§ **Exercise description**
Scan the records below. List lines holding "this".

──────── Listed records ────────

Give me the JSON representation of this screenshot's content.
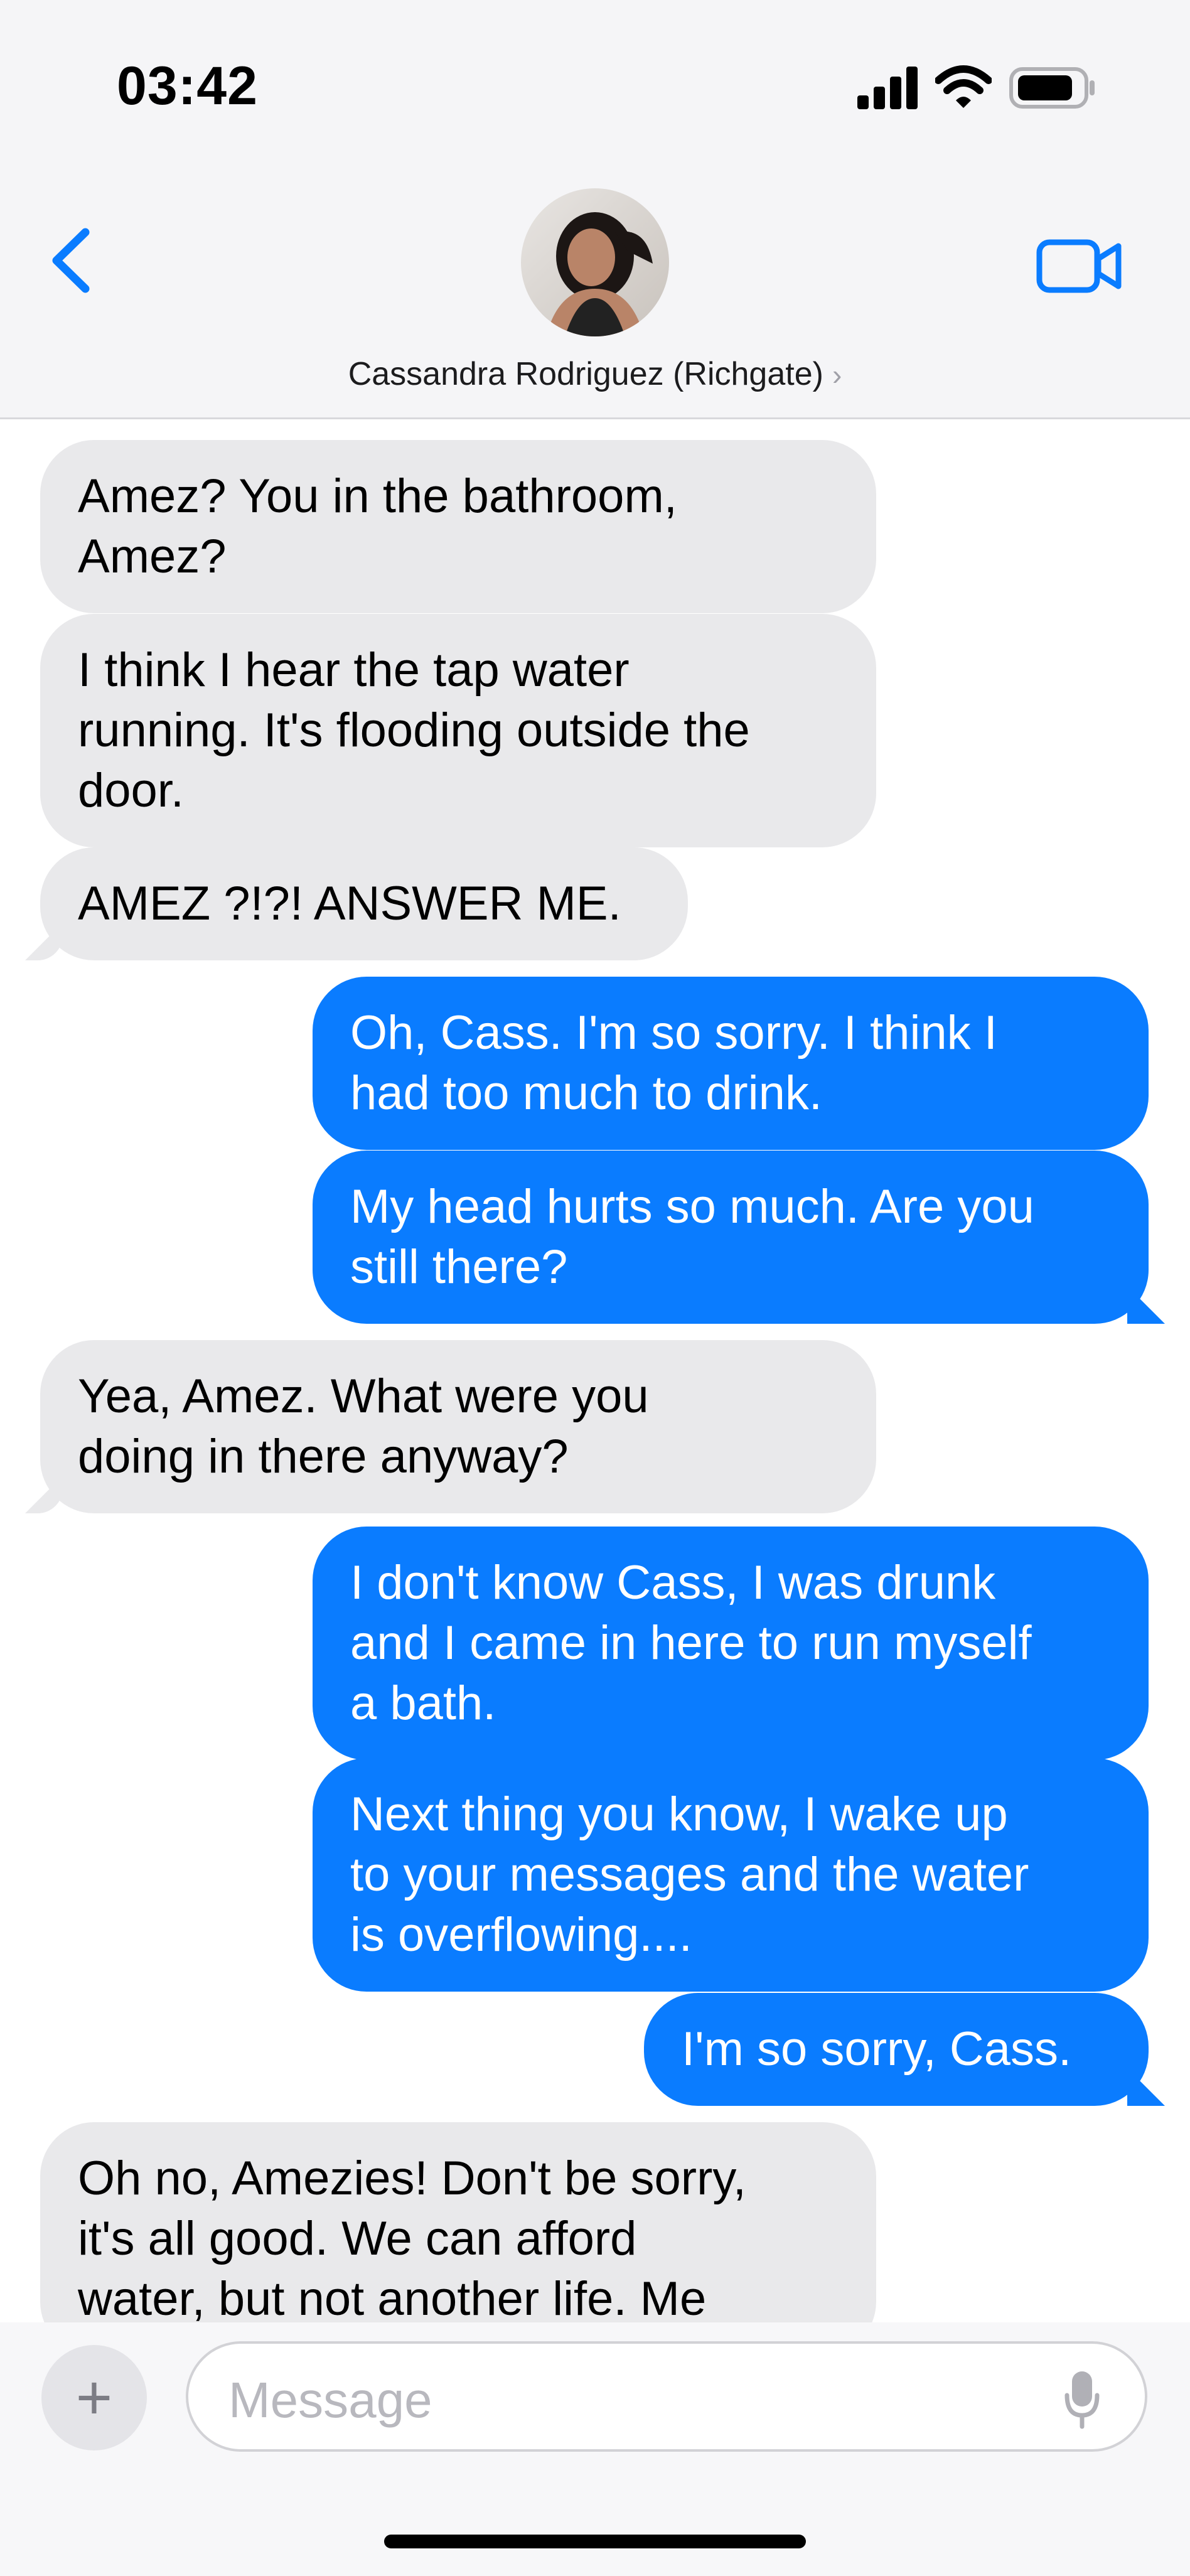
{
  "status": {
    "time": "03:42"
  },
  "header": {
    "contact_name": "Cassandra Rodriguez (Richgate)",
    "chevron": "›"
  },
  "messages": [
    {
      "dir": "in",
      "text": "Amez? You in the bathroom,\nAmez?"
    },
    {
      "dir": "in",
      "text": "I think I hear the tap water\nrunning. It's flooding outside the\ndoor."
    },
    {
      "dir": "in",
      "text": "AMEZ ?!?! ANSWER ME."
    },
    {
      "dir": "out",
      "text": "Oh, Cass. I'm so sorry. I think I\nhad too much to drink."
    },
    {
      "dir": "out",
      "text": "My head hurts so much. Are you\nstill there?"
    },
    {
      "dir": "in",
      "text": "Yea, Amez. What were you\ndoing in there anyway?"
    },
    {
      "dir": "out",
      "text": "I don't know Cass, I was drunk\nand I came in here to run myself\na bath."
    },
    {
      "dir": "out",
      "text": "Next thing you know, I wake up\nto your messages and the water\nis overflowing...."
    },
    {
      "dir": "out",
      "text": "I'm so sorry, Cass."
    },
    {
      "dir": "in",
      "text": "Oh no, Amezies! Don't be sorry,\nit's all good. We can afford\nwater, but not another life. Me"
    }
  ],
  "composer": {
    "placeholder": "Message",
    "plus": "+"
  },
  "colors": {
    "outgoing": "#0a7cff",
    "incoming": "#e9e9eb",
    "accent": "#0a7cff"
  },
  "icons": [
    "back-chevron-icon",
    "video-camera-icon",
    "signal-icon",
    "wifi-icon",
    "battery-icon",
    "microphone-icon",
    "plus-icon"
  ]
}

────────
──────── Listed records ────────

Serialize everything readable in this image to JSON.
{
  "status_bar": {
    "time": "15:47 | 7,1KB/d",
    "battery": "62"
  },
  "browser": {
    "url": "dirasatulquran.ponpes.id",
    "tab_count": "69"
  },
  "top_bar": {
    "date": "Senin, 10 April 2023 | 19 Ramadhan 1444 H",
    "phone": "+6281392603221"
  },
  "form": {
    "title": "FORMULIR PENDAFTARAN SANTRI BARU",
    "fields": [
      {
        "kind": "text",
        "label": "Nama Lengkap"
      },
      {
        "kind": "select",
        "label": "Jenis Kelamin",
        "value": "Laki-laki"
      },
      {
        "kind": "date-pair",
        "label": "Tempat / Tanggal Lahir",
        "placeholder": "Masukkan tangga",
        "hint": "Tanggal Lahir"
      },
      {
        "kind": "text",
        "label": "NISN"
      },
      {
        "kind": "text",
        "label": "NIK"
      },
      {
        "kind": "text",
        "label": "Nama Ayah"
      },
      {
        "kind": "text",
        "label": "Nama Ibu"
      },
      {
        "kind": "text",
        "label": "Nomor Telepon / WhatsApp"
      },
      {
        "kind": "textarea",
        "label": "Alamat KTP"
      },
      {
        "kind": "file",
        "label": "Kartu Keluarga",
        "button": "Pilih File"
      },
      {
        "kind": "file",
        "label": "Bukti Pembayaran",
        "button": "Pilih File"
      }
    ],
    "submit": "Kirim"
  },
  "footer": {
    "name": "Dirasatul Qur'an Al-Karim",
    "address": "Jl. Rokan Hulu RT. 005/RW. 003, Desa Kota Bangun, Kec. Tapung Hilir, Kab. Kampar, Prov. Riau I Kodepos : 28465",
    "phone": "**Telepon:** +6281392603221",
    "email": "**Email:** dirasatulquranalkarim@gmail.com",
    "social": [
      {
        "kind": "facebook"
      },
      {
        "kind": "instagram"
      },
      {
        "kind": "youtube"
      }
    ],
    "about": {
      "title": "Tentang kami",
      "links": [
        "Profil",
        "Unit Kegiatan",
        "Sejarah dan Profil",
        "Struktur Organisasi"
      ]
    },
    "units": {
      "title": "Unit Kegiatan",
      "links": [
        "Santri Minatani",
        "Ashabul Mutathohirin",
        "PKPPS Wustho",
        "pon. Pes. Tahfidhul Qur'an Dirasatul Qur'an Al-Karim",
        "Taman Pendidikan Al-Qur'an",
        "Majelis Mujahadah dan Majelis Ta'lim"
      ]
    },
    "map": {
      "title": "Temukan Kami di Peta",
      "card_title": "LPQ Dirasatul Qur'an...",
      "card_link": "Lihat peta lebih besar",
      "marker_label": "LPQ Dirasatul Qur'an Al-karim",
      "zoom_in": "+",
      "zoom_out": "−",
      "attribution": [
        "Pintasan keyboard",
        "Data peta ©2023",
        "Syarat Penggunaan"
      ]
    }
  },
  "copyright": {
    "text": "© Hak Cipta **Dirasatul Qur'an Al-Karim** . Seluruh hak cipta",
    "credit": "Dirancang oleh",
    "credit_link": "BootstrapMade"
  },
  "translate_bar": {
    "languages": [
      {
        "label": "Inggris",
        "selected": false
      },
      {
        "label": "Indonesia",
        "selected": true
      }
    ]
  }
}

────────

§ **Task result**
Give me the JSON representation of this screenshot's content.
Serialize everything readable in this image to JSON.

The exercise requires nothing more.